--- START Data for this exercise ---

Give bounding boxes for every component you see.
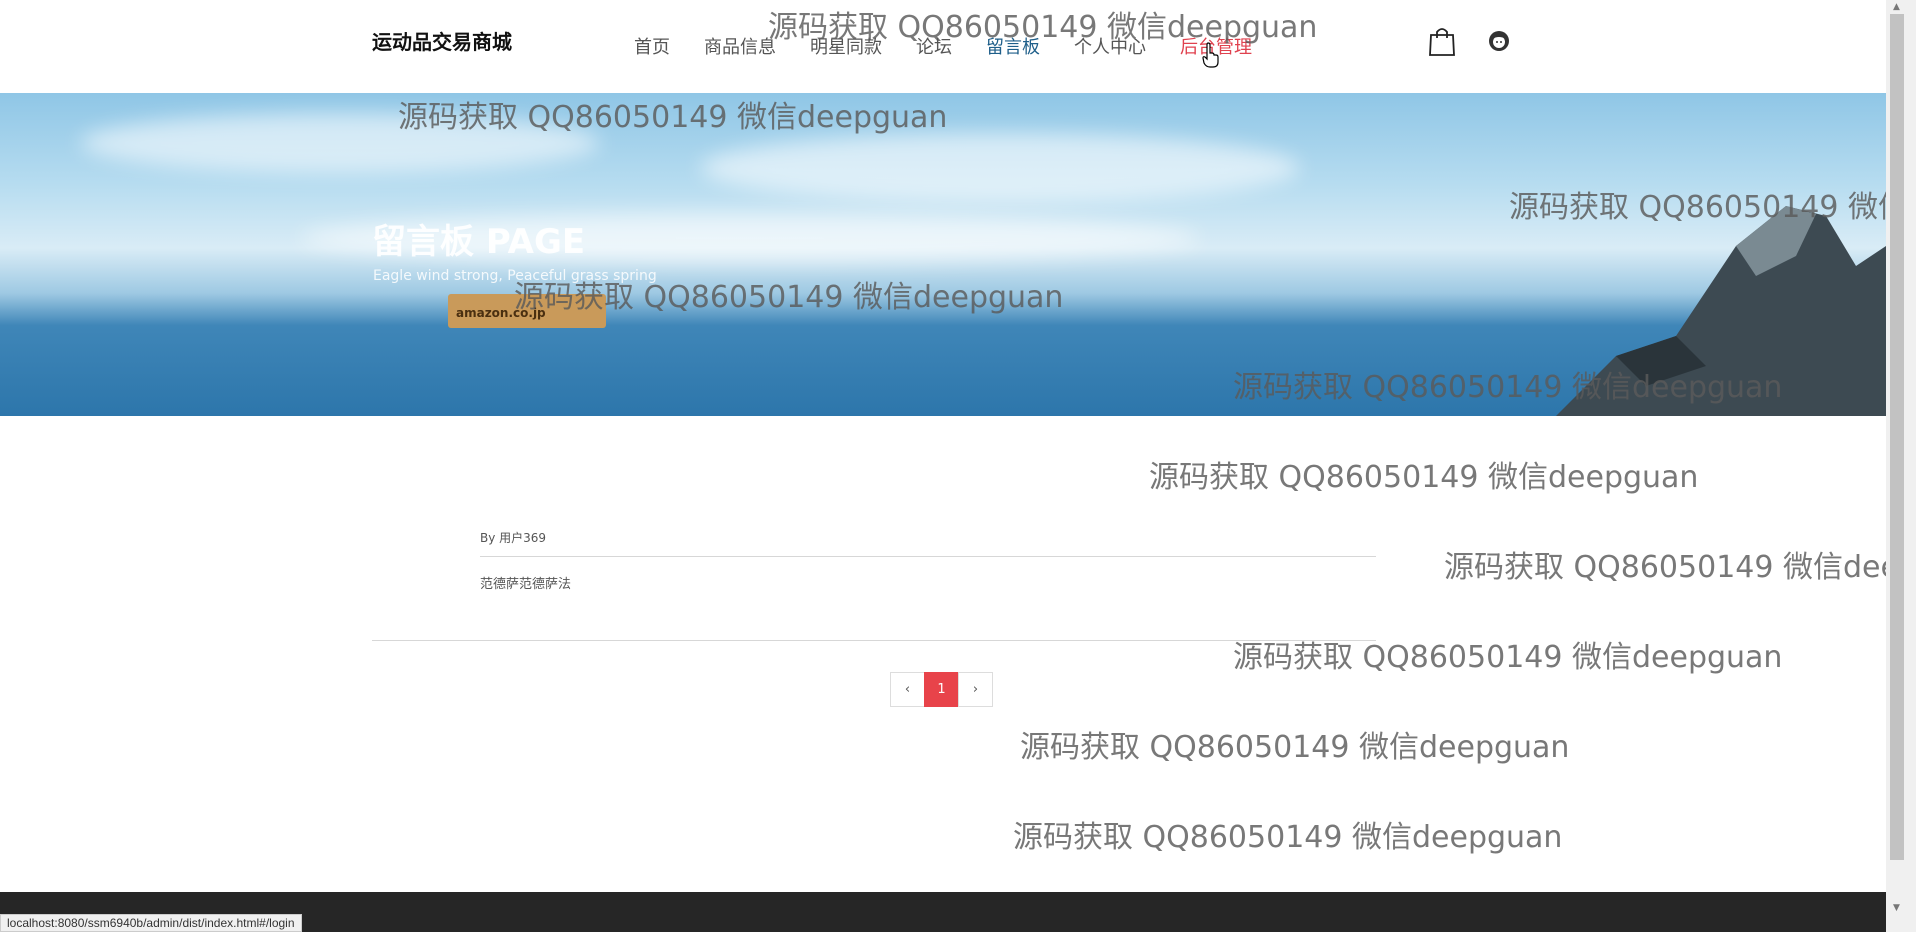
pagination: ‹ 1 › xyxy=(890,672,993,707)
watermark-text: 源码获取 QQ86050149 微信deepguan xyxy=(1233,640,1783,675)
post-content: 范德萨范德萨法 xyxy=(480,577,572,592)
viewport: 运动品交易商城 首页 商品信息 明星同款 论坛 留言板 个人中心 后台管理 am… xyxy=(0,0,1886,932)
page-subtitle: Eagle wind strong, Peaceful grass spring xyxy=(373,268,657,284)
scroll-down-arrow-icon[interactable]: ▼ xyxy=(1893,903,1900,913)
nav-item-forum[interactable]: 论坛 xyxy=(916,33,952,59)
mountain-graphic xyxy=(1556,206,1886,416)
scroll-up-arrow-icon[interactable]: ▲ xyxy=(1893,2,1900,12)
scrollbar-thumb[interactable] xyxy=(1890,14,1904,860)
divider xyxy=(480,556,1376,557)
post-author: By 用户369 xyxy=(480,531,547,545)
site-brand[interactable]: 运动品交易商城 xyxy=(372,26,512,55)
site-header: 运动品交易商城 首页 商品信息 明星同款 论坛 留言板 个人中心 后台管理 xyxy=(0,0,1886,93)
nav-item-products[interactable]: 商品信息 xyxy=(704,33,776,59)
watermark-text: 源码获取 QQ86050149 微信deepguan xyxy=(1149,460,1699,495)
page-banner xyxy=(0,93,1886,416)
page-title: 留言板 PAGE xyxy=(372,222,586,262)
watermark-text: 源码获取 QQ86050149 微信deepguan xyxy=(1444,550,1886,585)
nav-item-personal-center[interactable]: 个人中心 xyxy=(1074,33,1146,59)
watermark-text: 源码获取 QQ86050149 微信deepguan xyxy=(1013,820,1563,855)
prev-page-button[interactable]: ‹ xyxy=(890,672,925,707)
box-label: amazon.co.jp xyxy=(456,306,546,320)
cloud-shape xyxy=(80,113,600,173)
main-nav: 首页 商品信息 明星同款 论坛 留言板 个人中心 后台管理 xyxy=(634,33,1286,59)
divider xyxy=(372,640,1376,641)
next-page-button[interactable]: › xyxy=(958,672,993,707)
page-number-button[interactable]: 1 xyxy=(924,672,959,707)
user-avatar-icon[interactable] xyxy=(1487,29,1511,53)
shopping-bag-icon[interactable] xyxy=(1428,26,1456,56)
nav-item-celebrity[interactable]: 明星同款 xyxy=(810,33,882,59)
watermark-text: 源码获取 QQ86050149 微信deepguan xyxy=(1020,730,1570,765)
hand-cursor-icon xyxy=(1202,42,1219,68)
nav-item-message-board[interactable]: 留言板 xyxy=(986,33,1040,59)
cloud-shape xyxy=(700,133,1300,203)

--- END Data for this exercise ---

> **Direction**: Arrange all the rows above as a Markdown table with the columns No. and Row Text, one line per table row and no blank lines, leaving out the pictures.

> **Written response**:
| No. | Row Text |
|---|---|
| 1 | Give bounding boxes for every component you see. |
| 2 | pagination: ‹ 1 › xyxy=(890,672,993,707) |
| 3 | watermark-text: 源码获取 QQ86050149 微信deepguan xyxy=(1233,640,1783,675) |
| 4 | post-content: 范德萨范德萨法 xyxy=(480,577,572,592) |
| 5 | viewport: 运动品交易商城 首页 商品信息 明星同款 论坛 留言板 个人中心 后台管理 am… xyxy=(0,0,1886,932) |
| 6 | page-subtitle: Eagle wind strong, Peaceful grass spring xyxy=(373,268,657,284) |
| 7 | scroll-down-arrow-icon[interactable]: ▼ xyxy=(1893,903,1900,913) |
| 8 | nav-item-forum[interactable]: 论坛 xyxy=(916,33,952,59) |
| 9 | mountain-graphic xyxy=(1556,206,1886,416) |
| 10 | scroll-up-arrow-icon[interactable]: ▲ xyxy=(1893,2,1900,12) |
| 11 | scrollbar-thumb[interactable] xyxy=(1890,14,1904,860) |
| 12 | divider xyxy=(480,556,1376,557) |
| 13 | post-author: By 用户369 xyxy=(480,531,547,545) |
| 14 | site-brand[interactable]: 运动品交易商城 xyxy=(372,26,512,55) |
| 15 | site-header: 运动品交易商城 首页 商品信息 明星同款 论坛 留言板 个人中心 后台管理 xyxy=(0,0,1886,93) |
| 16 | nav-item-products[interactable]: 商品信息 xyxy=(704,33,776,59) |
| 17 | watermark-text: 源码获取 QQ86050149 微信deepguan xyxy=(1149,460,1699,495) |
| 18 | page-banner xyxy=(0,93,1886,416) |
| 19 | page-title: 留言板 PAGE xyxy=(372,222,586,262) |
| 20 | watermark-text: 源码获取 QQ86050149 微信deepguan xyxy=(1444,550,1886,585) |
| 21 | nav-item-personal-center[interactable]: 个人中心 xyxy=(1074,33,1146,59) |
| 22 | watermark-text: 源码获取 QQ86050149 微信deepguan xyxy=(1013,820,1563,855) |
| 23 | prev-page-button[interactable]: ‹ xyxy=(890,672,925,707) |
| 24 | box-label: amazon.co.jp xyxy=(456,306,546,320) |
| 25 | cloud-shape xyxy=(80,113,600,173) |
| 26 | main-nav: 首页 商品信息 明星同款 论坛 留言板 个人中心 后台管理 xyxy=(634,33,1286,59) |
| 27 | divider xyxy=(372,640,1376,641) |
| 28 | next-page-button[interactable]: › xyxy=(958,672,993,707) |
| 29 | page-number-button[interactable]: 1 xyxy=(924,672,959,707) |
| 30 | user-avatar-icon[interactable] xyxy=(1487,29,1511,53) |
| 31 | shopping-bag-icon[interactable] xyxy=(1428,26,1456,56) |
| 32 | nav-item-celebrity[interactable]: 明星同款 xyxy=(810,33,882,59) |
| 33 | watermark-text: 源码获取 QQ86050149 微信deepguan xyxy=(1020,730,1570,765) |
| 34 | hand-cursor-icon xyxy=(1202,42,1219,68) |
| 35 | nav-item-message-board[interactable]: 留言板 xyxy=(986,33,1040,59) |
| 36 | cloud-shape xyxy=(700,133,1300,203) |